▸ **Task statement**
Can you turn the records into a JSON list of strings, one string per line with blank lines left out, starting at their first line and stopping after the line that contains "candle-body [125, 419, 131, 425]"? Include only those lines, with both the first line and that last line counted.

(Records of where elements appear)

· · · · ·

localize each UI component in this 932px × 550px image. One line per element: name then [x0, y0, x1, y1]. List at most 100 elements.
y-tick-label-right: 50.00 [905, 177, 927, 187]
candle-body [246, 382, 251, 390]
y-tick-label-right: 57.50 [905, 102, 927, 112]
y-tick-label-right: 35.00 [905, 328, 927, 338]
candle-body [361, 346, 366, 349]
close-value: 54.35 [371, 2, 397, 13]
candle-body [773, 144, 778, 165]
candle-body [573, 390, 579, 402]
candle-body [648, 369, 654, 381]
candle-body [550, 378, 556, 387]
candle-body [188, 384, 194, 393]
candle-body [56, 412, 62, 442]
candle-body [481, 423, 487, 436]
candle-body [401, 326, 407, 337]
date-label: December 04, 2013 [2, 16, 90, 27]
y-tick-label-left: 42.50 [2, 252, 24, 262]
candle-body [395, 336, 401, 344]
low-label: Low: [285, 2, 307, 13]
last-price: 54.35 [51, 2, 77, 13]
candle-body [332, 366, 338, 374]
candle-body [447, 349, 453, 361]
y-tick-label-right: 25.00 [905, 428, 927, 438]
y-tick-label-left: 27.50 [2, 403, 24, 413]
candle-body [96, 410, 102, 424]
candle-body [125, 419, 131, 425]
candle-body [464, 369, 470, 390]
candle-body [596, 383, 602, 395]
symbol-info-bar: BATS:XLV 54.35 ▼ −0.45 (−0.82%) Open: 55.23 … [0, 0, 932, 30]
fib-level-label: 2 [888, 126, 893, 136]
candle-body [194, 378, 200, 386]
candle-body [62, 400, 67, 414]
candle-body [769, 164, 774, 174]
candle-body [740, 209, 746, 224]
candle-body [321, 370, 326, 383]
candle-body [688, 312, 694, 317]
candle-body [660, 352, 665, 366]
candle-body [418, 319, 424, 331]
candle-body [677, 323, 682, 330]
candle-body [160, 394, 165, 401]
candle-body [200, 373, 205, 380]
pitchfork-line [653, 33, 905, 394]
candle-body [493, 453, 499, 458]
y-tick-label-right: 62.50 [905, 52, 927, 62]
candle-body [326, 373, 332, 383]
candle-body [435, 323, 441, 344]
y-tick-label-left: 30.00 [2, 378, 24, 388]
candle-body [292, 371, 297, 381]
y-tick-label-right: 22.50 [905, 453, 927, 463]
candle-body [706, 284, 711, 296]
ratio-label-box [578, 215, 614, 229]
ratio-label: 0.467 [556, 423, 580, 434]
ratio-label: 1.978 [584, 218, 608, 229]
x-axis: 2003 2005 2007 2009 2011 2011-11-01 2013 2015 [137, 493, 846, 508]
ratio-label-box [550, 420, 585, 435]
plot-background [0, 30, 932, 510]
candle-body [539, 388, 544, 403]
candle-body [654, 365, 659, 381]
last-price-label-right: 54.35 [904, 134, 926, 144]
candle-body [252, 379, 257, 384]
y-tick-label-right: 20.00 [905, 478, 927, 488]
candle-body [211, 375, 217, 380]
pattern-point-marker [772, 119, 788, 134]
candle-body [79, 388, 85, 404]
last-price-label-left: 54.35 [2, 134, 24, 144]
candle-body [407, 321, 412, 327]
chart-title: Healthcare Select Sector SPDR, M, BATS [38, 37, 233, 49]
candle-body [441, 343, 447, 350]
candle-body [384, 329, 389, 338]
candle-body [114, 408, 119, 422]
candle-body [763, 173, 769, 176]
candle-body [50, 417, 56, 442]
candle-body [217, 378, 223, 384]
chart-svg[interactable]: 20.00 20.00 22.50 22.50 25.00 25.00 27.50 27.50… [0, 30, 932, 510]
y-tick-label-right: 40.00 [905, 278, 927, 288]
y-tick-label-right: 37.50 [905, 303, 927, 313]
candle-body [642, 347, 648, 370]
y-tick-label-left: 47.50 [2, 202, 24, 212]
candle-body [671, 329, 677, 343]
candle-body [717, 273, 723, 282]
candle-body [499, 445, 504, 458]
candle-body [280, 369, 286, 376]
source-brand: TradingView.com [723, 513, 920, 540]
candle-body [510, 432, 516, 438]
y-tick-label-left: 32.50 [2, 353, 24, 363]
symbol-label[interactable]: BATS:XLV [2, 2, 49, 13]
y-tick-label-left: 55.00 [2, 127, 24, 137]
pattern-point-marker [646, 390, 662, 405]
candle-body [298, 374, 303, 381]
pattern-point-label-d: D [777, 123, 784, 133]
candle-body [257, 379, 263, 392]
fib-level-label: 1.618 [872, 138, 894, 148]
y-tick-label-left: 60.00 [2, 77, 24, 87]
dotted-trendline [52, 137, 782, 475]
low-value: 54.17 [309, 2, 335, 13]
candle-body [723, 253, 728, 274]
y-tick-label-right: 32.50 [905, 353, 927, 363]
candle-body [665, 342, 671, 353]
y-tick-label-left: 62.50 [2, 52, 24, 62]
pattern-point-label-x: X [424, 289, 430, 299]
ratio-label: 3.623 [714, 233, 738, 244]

· · · · ·

▸ **Answer to this task**
[
  "localize each UI component in this 932px × 550px image. One line per element: name then [x0, y0, x1, y1]. List at most 100 elements.",
  "y-tick-label-right: 50.00 [905, 177, 927, 187]",
  "candle-body [246, 382, 251, 390]",
  "y-tick-label-right: 57.50 [905, 102, 927, 112]",
  "y-tick-label-right: 35.00 [905, 328, 927, 338]",
  "candle-body [361, 346, 366, 349]",
  "close-value: 54.35 [371, 2, 397, 13]",
  "candle-body [773, 144, 778, 165]",
  "candle-body [573, 390, 579, 402]",
  "candle-body [648, 369, 654, 381]",
  "candle-body [550, 378, 556, 387]",
  "candle-body [188, 384, 194, 393]",
  "candle-body [56, 412, 62, 442]",
  "candle-body [481, 423, 487, 436]",
  "candle-body [401, 326, 407, 337]",
  "date-label: December 04, 2013 [2, 16, 90, 27]",
  "y-tick-label-left: 42.50 [2, 252, 24, 262]",
  "candle-body [395, 336, 401, 344]",
  "low-label: Low: [285, 2, 307, 13]",
  "last-price: 54.35 [51, 2, 77, 13]",
  "candle-body [332, 366, 338, 374]",
  "candle-body [447, 349, 453, 361]",
  "y-tick-label-right: 25.00 [905, 428, 927, 438]",
  "y-tick-label-left: 27.50 [2, 403, 24, 413]",
  "candle-body [96, 410, 102, 424]",
  "candle-body [125, 419, 131, 425]"
]